> Record excerpts:

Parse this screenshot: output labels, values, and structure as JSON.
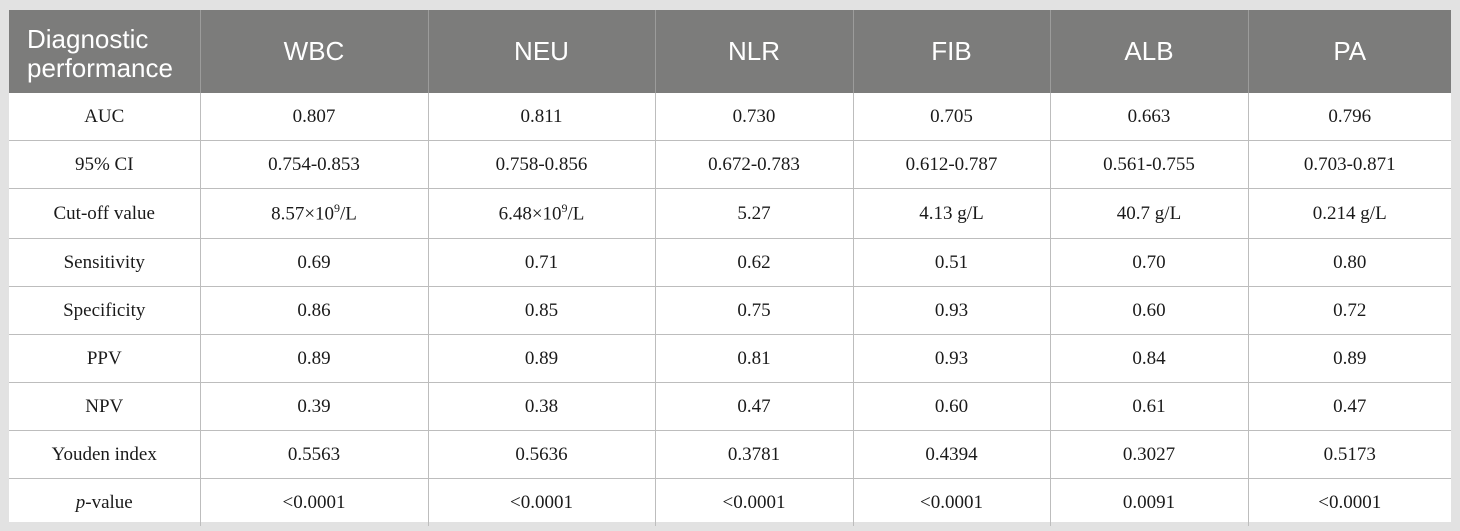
{
  "table": {
    "header": {
      "first_line1": "Diagnostic",
      "first_line2": "performance",
      "columns": [
        "WBC",
        "NEU",
        "NLR",
        "FIB",
        "ALB",
        "PA"
      ]
    },
    "rows": [
      {
        "label": "AUC",
        "values": [
          "0.807",
          "0.811",
          "0.730",
          "0.705",
          "0.663",
          "0.796"
        ]
      },
      {
        "label": "95% CI",
        "values": [
          "0.754-0.853",
          "0.758-0.856",
          "0.672-0.783",
          "0.612-0.787",
          "0.561-0.755",
          "0.703-0.871"
        ]
      },
      {
        "label": "Cut-off value",
        "values": [
          "",
          "",
          "5.27",
          "4.13 g/L",
          "40.7 g/L",
          "0.214 g/L"
        ]
      },
      {
        "label": "Sensitivity",
        "values": [
          "0.69",
          "0.71",
          "0.62",
          "0.51",
          "0.70",
          "0.80"
        ]
      },
      {
        "label": "Specificity",
        "values": [
          "0.86",
          "0.85",
          "0.75",
          "0.93",
          "0.60",
          "0.72"
        ]
      },
      {
        "label": "PPV",
        "values": [
          "0.89",
          "0.89",
          "0.81",
          "0.93",
          "0.84",
          "0.89"
        ]
      },
      {
        "label": "NPV",
        "values": [
          "0.39",
          "0.38",
          "0.47",
          "0.60",
          "0.61",
          "0.47"
        ]
      },
      {
        "label": "Youden index",
        "values": [
          "0.5563",
          "0.5636",
          "0.3781",
          "0.4394",
          "0.3027",
          "0.5173"
        ]
      },
      {
        "label_italic": "p",
        "label_rest": "-value",
        "values": [
          "<0.0001",
          "<0.0001",
          "<0.0001",
          "<0.0001",
          "0.0091",
          "<0.0001"
        ]
      }
    ],
    "cutoff_exp": {
      "wbc_base": "8.57×10",
      "wbc_exp": "9",
      "wbc_unit": "/L",
      "neu_base": "6.48×10",
      "neu_exp": "9",
      "neu_unit": "/L"
    }
  },
  "colors": {
    "header_bg": "#7c7c7b",
    "page_bg": "#e2e2e2",
    "grid": "#bdbdbd"
  }
}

> Given request:
Return all the entries word for word, but omit any pictures they contain.

> Solution:
Parse this screenshot: output labels, values, and structure as JSON.
{
  "table": {
    "header": {
      "first_line1": "Diagnostic",
      "first_line2": "performance",
      "columns": [
        "WBC",
        "NEU",
        "NLR",
        "FIB",
        "ALB",
        "PA"
      ]
    },
    "rows": [
      {
        "label": "AUC",
        "values": [
          "0.807",
          "0.811",
          "0.730",
          "0.705",
          "0.663",
          "0.796"
        ]
      },
      {
        "label": "95% CI",
        "values": [
          "0.754-0.853",
          "0.758-0.856",
          "0.672-0.783",
          "0.612-0.787",
          "0.561-0.755",
          "0.703-0.871"
        ]
      },
      {
        "label": "Cut-off value",
        "values": [
          "",
          "",
          "5.27",
          "4.13 g/L",
          "40.7 g/L",
          "0.214 g/L"
        ]
      },
      {
        "label": "Sensitivity",
        "values": [
          "0.69",
          "0.71",
          "0.62",
          "0.51",
          "0.70",
          "0.80"
        ]
      },
      {
        "label": "Specificity",
        "values": [
          "0.86",
          "0.85",
          "0.75",
          "0.93",
          "0.60",
          "0.72"
        ]
      },
      {
        "label": "PPV",
        "values": [
          "0.89",
          "0.89",
          "0.81",
          "0.93",
          "0.84",
          "0.89"
        ]
      },
      {
        "label": "NPV",
        "values": [
          "0.39",
          "0.38",
          "0.47",
          "0.60",
          "0.61",
          "0.47"
        ]
      },
      {
        "label": "Youden index",
        "values": [
          "0.5563",
          "0.5636",
          "0.3781",
          "0.4394",
          "0.3027",
          "0.5173"
        ]
      },
      {
        "label_italic": "p",
        "label_rest": "-value",
        "values": [
          "<0.0001",
          "<0.0001",
          "<0.0001",
          "<0.0001",
          "0.0091",
          "<0.0001"
        ]
      }
    ],
    "cutoff_exp": {
      "wbc_base": "8.57×10",
      "wbc_exp": "9",
      "wbc_unit": "/L",
      "neu_base": "6.48×10",
      "neu_exp": "9",
      "neu_unit": "/L"
    }
  },
  "colors": {
    "header_bg": "#7c7c7b",
    "page_bg": "#e2e2e2",
    "grid": "#bdbdbd"
  }
}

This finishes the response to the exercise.